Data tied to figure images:
-- start --
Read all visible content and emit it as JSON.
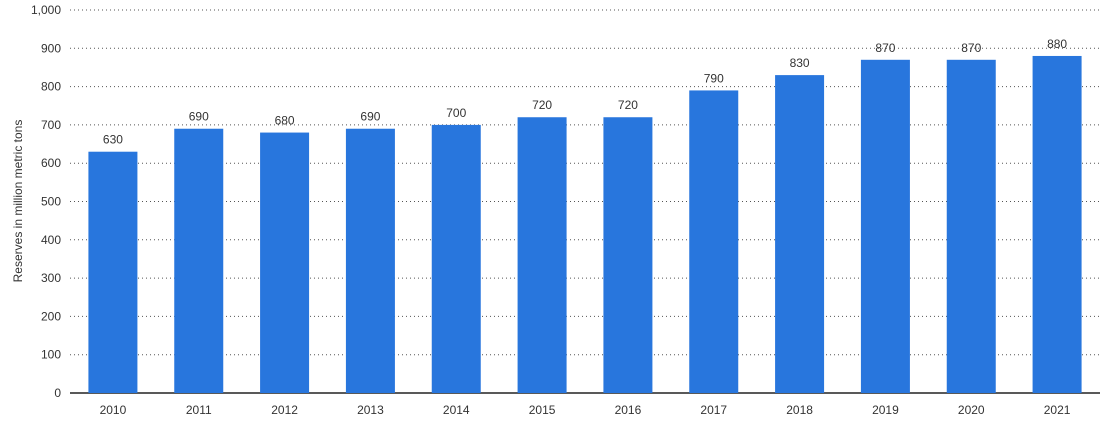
{
  "chart_data": {
    "type": "bar",
    "categories": [
      "2010",
      "2011",
      "2012",
      "2013",
      "2014",
      "2015",
      "2016",
      "2017",
      "2018",
      "2019",
      "2020",
      "2021"
    ],
    "values": [
      630,
      690,
      680,
      690,
      700,
      720,
      720,
      790,
      830,
      870,
      870,
      880
    ],
    "data_labels": [
      "630",
      "690",
      "680",
      "690",
      "700",
      "720",
      "720",
      "790",
      "830",
      "870",
      "870",
      "880"
    ],
    "ylabel": "Reserves in million metric tons",
    "ylim": [
      0,
      1000
    ],
    "yticks": [
      0,
      100,
      200,
      300,
      400,
      500,
      600,
      700,
      800,
      900,
      1000
    ],
    "ytick_labels": [
      "0",
      "100",
      "200",
      "300",
      "400",
      "500",
      "600",
      "700",
      "800",
      "900",
      "1,000"
    ],
    "grid": true,
    "bar_color": "#2876dd"
  }
}
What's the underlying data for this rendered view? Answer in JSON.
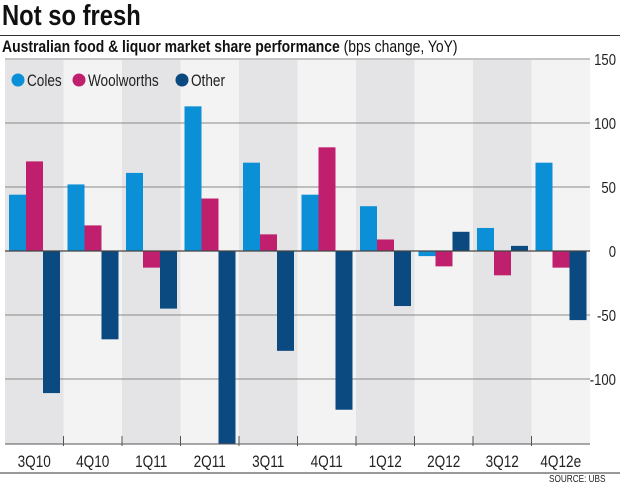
{
  "title": "Not so fresh",
  "subtitle_bold": "Australian food & liquor market share performance",
  "subtitle_units": "(bps change, YoY)",
  "source": "SOURCE: UBS",
  "chart_data": {
    "type": "bar",
    "title": "Australian food & liquor market share performance",
    "ylabel": "bps change, YoY",
    "categories": [
      "3Q10",
      "4Q10",
      "1Q11",
      "2Q11",
      "3Q11",
      "4Q11",
      "1Q12",
      "2Q12",
      "3Q12",
      "4Q12e"
    ],
    "series": [
      {
        "name": "Coles",
        "color": "#0b8fd6",
        "values": [
          44,
          52,
          61,
          113,
          69,
          44,
          35,
          -4,
          18,
          69
        ]
      },
      {
        "name": "Woolworths",
        "color": "#c01f6e",
        "values": [
          70,
          20,
          -13,
          41,
          13,
          81,
          9,
          -12,
          -19,
          -13
        ]
      },
      {
        "name": "Other",
        "color": "#0b4a80",
        "values": [
          -111,
          -69,
          -45,
          -151,
          -78,
          -124,
          -43,
          15,
          4,
          -54
        ]
      }
    ],
    "ylim": [
      -151,
      150
    ],
    "yticks": [
      150,
      100,
      50,
      0,
      -50,
      -100
    ],
    "ytick_labels": [
      "150",
      "100",
      "50",
      "0",
      "-50",
      "-100"
    ],
    "y_axis_side": "right",
    "grid": true,
    "legend": "top-left",
    "band_colors": [
      "#e4e4e6",
      "#f3f3f3"
    ]
  }
}
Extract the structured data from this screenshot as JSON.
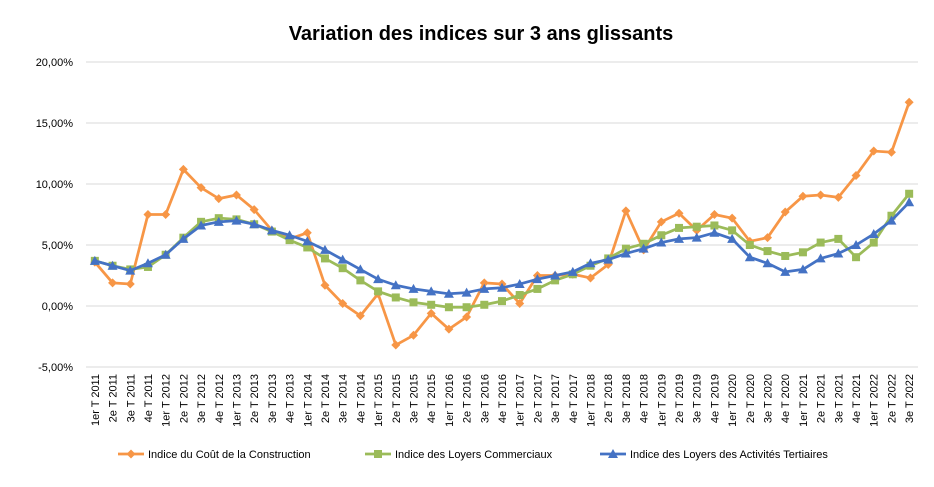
{
  "chart_data": {
    "type": "line",
    "title": "Variation des indices sur 3 ans glissants",
    "xlabel": "",
    "ylabel": "",
    "ylim": [
      -0.05,
      0.2
    ],
    "y_ticks": [
      -0.05,
      0.0,
      0.05,
      0.1,
      0.15,
      0.2
    ],
    "y_tick_labels": [
      "-5,00%",
      "0,00%",
      "5,00%",
      "10,00%",
      "15,00%",
      "20,00%"
    ],
    "grid": true,
    "legend_position": "bottom",
    "categories": [
      "1er T 2011",
      "2e T 2011",
      "3e T 2011",
      "4e T 2011",
      "1er T 2012",
      "2e T 2012",
      "3e T 2012",
      "4e T 2012",
      "1er T 2013",
      "2e T 2013",
      "3e T 2013",
      "4e T 2013",
      "1er T 2014",
      "2e T 2014",
      "3e T 2014",
      "4e T 2014",
      "1er T 2015",
      "2e T 2015",
      "3e T 2015",
      "4e T 2015",
      "1er T 2016",
      "2e T 2016",
      "3e T 2016",
      "4e T 2016",
      "1er T 2017",
      "2e T 2017",
      "3e T 2017",
      "4e T 2017",
      "1er T 2018",
      "2e T 2018",
      "3e T 2018",
      "4e T 2018",
      "1er T 2019",
      "2e T 2019",
      "3e T 2019",
      "4e T 2019",
      "1er T 2020",
      "2e T 2020",
      "3e T 2020",
      "4e T 2020",
      "1er T 2021",
      "2e T 2021",
      "3e T 2021",
      "4e T 2021",
      "1er T 2022",
      "2e T 2022",
      "3e T 2022"
    ],
    "series": [
      {
        "name": "Indice du Coût de la Construction",
        "color": "#F79646",
        "marker": "diamond",
        "values": [
          0.036,
          0.019,
          0.018,
          0.075,
          0.075,
          0.112,
          0.097,
          0.088,
          0.091,
          0.079,
          0.062,
          0.055,
          0.06,
          0.017,
          0.002,
          -0.008,
          0.01,
          -0.032,
          -0.024,
          -0.006,
          -0.019,
          -0.009,
          0.019,
          0.018,
          0.002,
          0.025,
          0.025,
          0.026,
          0.023,
          0.034,
          0.078,
          0.046,
          0.069,
          0.076,
          0.062,
          0.075,
          0.072,
          0.053,
          0.056,
          0.077,
          0.09,
          0.091,
          0.089,
          0.107,
          0.127,
          0.126,
          0.167
        ]
      },
      {
        "name": "Indice des Loyers Commerciaux",
        "color": "#9BBB59",
        "marker": "square",
        "values": [
          0.037,
          0.033,
          0.03,
          0.032,
          0.042,
          0.056,
          0.069,
          0.072,
          0.071,
          0.067,
          0.061,
          0.054,
          0.048,
          0.039,
          0.031,
          0.021,
          0.012,
          0.007,
          0.003,
          0.001,
          -0.001,
          -0.001,
          0.001,
          0.004,
          0.009,
          0.014,
          0.021,
          0.026,
          0.033,
          0.039,
          0.047,
          0.051,
          0.058,
          0.064,
          0.065,
          0.066,
          0.062,
          0.05,
          0.045,
          0.041,
          0.044,
          0.052,
          0.055,
          0.04,
          0.052,
          0.074,
          0.092
        ]
      },
      {
        "name": "Indice des Loyers des Activités Tertiaires",
        "color": "#4472C4",
        "marker": "triangle",
        "values": [
          0.037,
          0.033,
          0.029,
          0.035,
          0.042,
          0.055,
          0.066,
          0.069,
          0.07,
          0.067,
          0.062,
          0.058,
          0.053,
          0.046,
          0.038,
          0.03,
          0.022,
          0.017,
          0.014,
          0.012,
          0.01,
          0.011,
          0.014,
          0.015,
          0.018,
          0.022,
          0.025,
          0.028,
          0.035,
          0.038,
          0.043,
          0.047,
          0.052,
          0.055,
          0.056,
          0.06,
          0.055,
          0.04,
          0.035,
          0.028,
          0.03,
          0.039,
          0.043,
          0.05,
          0.059,
          0.07,
          0.085
        ]
      }
    ]
  }
}
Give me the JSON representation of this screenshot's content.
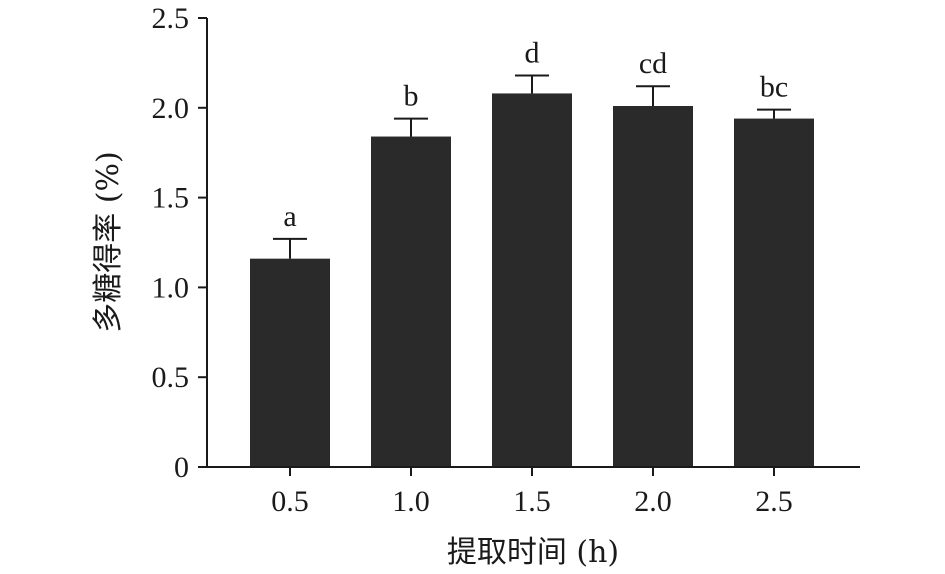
-- end --
> **OBJECTIVE**:
Copy out the records above in full, exactly as written, but not the pictures.

> **SOLVED EXERCISE**:
Read all visible content and emit it as JSON.
{
  "chart_data": {
    "type": "bar",
    "categories": [
      "2010",
      "2011",
      "2012",
      "2013",
      "2014",
      "2015",
      "2016",
      "2017",
      "2018",
      "2019",
      "2020",
      "2021"
    ],
    "values": [
      630,
      690,
      680,
      690,
      700,
      720,
      720,
      790,
      830,
      870,
      870,
      880
    ],
    "data_labels": [
      "630",
      "690",
      "680",
      "690",
      "700",
      "720",
      "720",
      "790",
      "830",
      "870",
      "870",
      "880"
    ],
    "ylabel": "Reserves in million metric tons",
    "ylim": [
      0,
      1000
    ],
    "yticks": [
      0,
      100,
      200,
      300,
      400,
      500,
      600,
      700,
      800,
      900,
      1000
    ],
    "ytick_labels": [
      "0",
      "100",
      "200",
      "300",
      "400",
      "500",
      "600",
      "700",
      "800",
      "900",
      "1,000"
    ],
    "grid": true,
    "bar_color": "#2876dd"
  }
}
What's the underlying data for this rendered view? Answer in JSON.
{
  "title": "Not so fresh",
  "subtitle_bold": "Australian food & liquor market share performance",
  "subtitle_units": "(bps change, YoY)",
  "source": "SOURCE: UBS",
  "chart_data": {
    "type": "bar",
    "title": "Australian food & liquor market share performance",
    "ylabel": "bps change, YoY",
    "categories": [
      "3Q10",
      "4Q10",
      "1Q11",
      "2Q11",
      "3Q11",
      "4Q11",
      "1Q12",
      "2Q12",
      "3Q12",
      "4Q12e"
    ],
    "series": [
      {
        "name": "Coles",
        "color": "#0b8fd6",
        "values": [
          44,
          52,
          61,
          113,
          69,
          44,
          35,
          -4,
          18,
          69
        ]
      },
      {
        "name": "Woolworths",
        "color": "#c01f6e",
        "values": [
          70,
          20,
          -13,
          41,
          13,
          81,
          9,
          -12,
          -19,
          -13
        ]
      },
      {
        "name": "Other",
        "color": "#0b4a80",
        "values": [
          -111,
          -69,
          -45,
          -151,
          -78,
          -124,
          -43,
          15,
          4,
          -54
        ]
      }
    ],
    "ylim": [
      -151,
      150
    ],
    "yticks": [
      150,
      100,
      50,
      0,
      -50,
      -100
    ],
    "ytick_labels": [
      "150",
      "100",
      "50",
      "0",
      "-50",
      "-100"
    ],
    "y_axis_side": "right",
    "grid": true,
    "legend": "top-left",
    "band_colors": [
      "#e4e4e6",
      "#f3f3f3"
    ]
  }
}
Extract the structured data from this screenshot as JSON.
{
  "chart_data": {
    "type": "line",
    "title": "Variation des indices sur 3 ans glissants",
    "xlabel": "",
    "ylabel": "",
    "ylim": [
      -0.05,
      0.2
    ],
    "y_ticks": [
      -0.05,
      0.0,
      0.05,
      0.1,
      0.15,
      0.2
    ],
    "y_tick_labels": [
      "-5,00%",
      "0,00%",
      "5,00%",
      "10,00%",
      "15,00%",
      "20,00%"
    ],
    "grid": true,
    "legend_position": "bottom",
    "categories": [
      "1er T 2011",
      "2e T 2011",
      "3e T 2011",
      "4e T 2011",
      "1er T 2012",
      "2e T 2012",
      "3e T 2012",
      "4e T 2012",
      "1er T 2013",
      "2e T 2013",
      "3e T 2013",
      "4e T 2013",
      "1er T 2014",
      "2e T 2014",
      "3e T 2014",
      "4e T 2014",
      "1er T 2015",
      "2e T 2015",
      "3e T 2015",
      "4e T 2015",
      "1er T 2016",
      "2e T 2016",
      "3e T 2016",
      "4e T 2016",
      "1er T 2017",
      "2e T 2017",
      "3e T 2017",
      "4e T 2017",
      "1er T 2018",
      "2e T 2018",
      "3e T 2018",
      "4e T 2018",
      "1er T 2019",
      "2e T 2019",
      "3e T 2019",
      "4e T 2019",
      "1er T 2020",
      "2e T 2020",
      "3e T 2020",
      "4e T 2020",
      "1er T 2021",
      "2e T 2021",
      "3e T 2021",
      "4e T 2021",
      "1er T 2022",
      "2e T 2022",
      "3e T 2022"
    ],
    "series": [
      {
        "name": "Indice du Coût de la Construction",
        "color": "#F79646",
        "marker": "diamond",
        "values": [
          0.036,
          0.019,
          0.018,
          0.075,
          0.075,
          0.112,
          0.097,
          0.088,
          0.091,
          0.079,
          0.062,
          0.055,
          0.06,
          0.017,
          0.002,
          -0.008,
          0.01,
          -0.032,
          -0.024,
          -0.006,
          -0.019,
          -0.009,
          0.019,
          0.018,
          0.002,
          0.025,
          0.025,
          0.026,
          0.023,
          0.034,
          0.078,
          0.046,
          0.069,
          0.076,
          0.062,
          0.075,
          0.072,
          0.053,
          0.056,
          0.077,
          0.09,
          0.091,
          0.089,
          0.107,
          0.127,
          0.126,
          0.167
        ]
      },
      {
        "name": "Indice des Loyers Commerciaux",
        "color": "#9BBB59",
        "marker": "square",
        "values": [
          0.037,
          0.033,
          0.03,
          0.032,
          0.042,
          0.056,
          0.069,
          0.072,
          0.071,
          0.067,
          0.061,
          0.054,
          0.048,
          0.039,
          0.031,
          0.021,
          0.012,
          0.007,
          0.003,
          0.001,
          -0.001,
          -0.001,
          0.001,
          0.004,
          0.009,
          0.014,
          0.021,
          0.026,
          0.033,
          0.039,
          0.047,
          0.051,
          0.058,
          0.064,
          0.065,
          0.066,
          0.062,
          0.05,
          0.045,
          0.041,
          0.044,
          0.052,
          0.055,
          0.04,
          0.052,
          0.074,
          0.092
        ]
      },
      {
        "name": "Indice des Loyers des Activités Tertiaires",
        "color": "#4472C4",
        "marker": "triangle",
        "values": [
          0.037,
          0.033,
          0.029,
          0.035,
          0.042,
          0.055,
          0.066,
          0.069,
          0.07,
          0.067,
          0.062,
          0.058,
          0.053,
          0.046,
          0.038,
          0.03,
          0.022,
          0.017,
          0.014,
          0.012,
          0.01,
          0.011,
          0.014,
          0.015,
          0.018,
          0.022,
          0.025,
          0.028,
          0.035,
          0.038,
          0.043,
          0.047,
          0.052,
          0.055,
          0.056,
          0.06,
          0.055,
          0.04,
          0.035,
          0.028,
          0.03,
          0.039,
          0.043,
          0.05,
          0.059,
          0.07,
          0.085
        ]
      }
    ]
  }
}
Give me the JSON representation of this screenshot's content.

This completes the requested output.